The problem – Spot every line with the word "this" and return it.

Data records –

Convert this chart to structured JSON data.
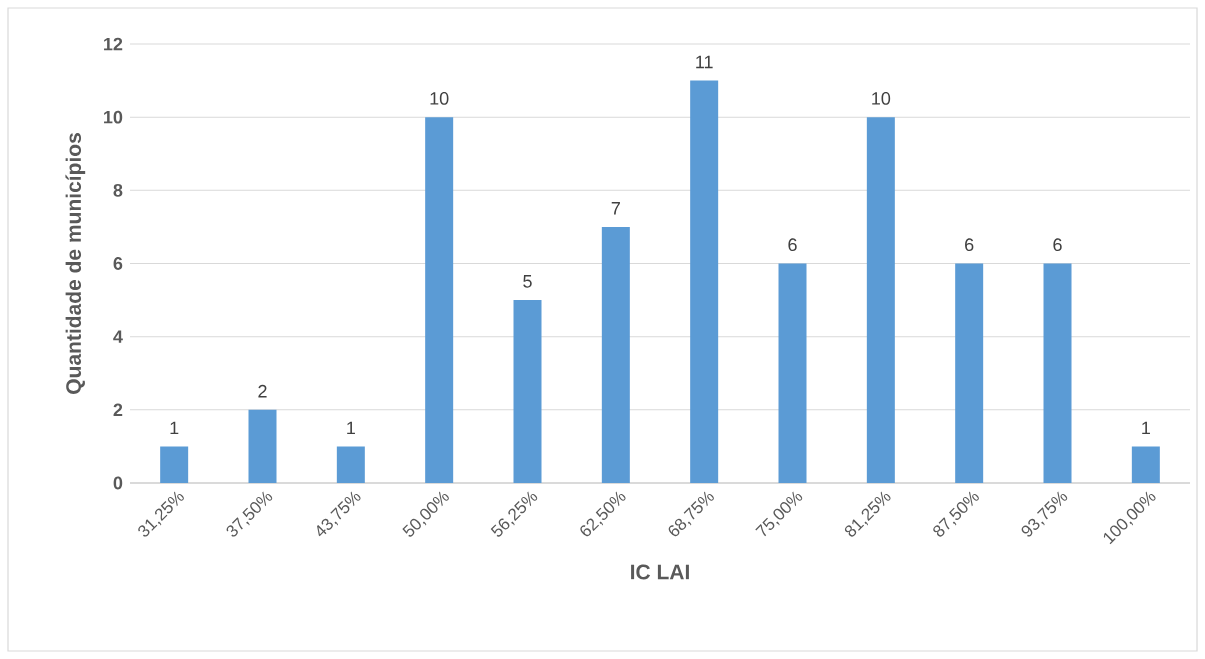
{
  "chart_data": {
    "type": "bar",
    "xlabel": "IC LAI",
    "ylabel": "Quantidade de municípios",
    "categories": [
      "31,25%",
      "37,50%",
      "43,75%",
      "50,00%",
      "56,25%",
      "62,50%",
      "68,75%",
      "75,00%",
      "81,25%",
      "87,50%",
      "93,75%",
      "100,00%"
    ],
    "values": [
      1,
      2,
      1,
      10,
      5,
      7,
      11,
      6,
      10,
      6,
      6,
      1
    ],
    "color": "#5b9bd5",
    "ylim": [
      0,
      12
    ],
    "yticks": [
      0,
      2,
      4,
      6,
      8,
      10,
      12
    ],
    "grid": "y",
    "data_labels": true
  }
}
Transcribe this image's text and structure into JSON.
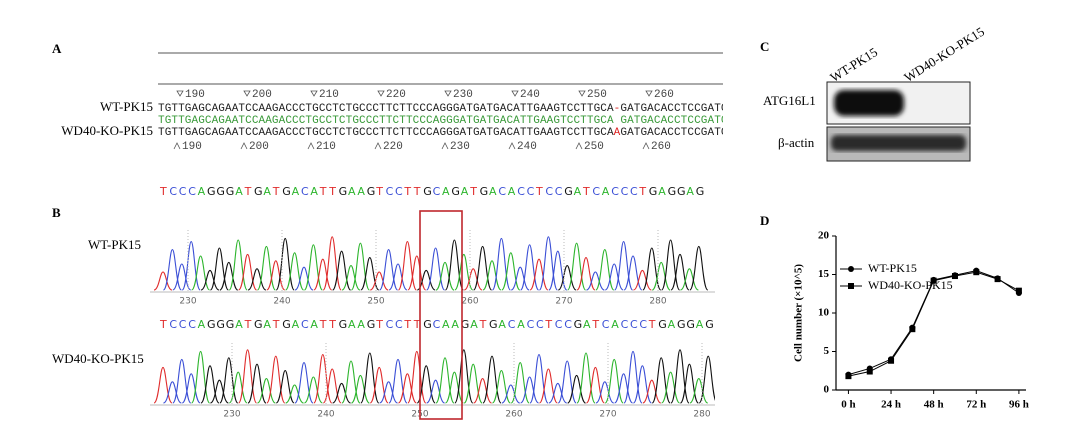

Worked solution –
Convert this chart to structured JSON data.
Transcribe this image's text and structure into JSON.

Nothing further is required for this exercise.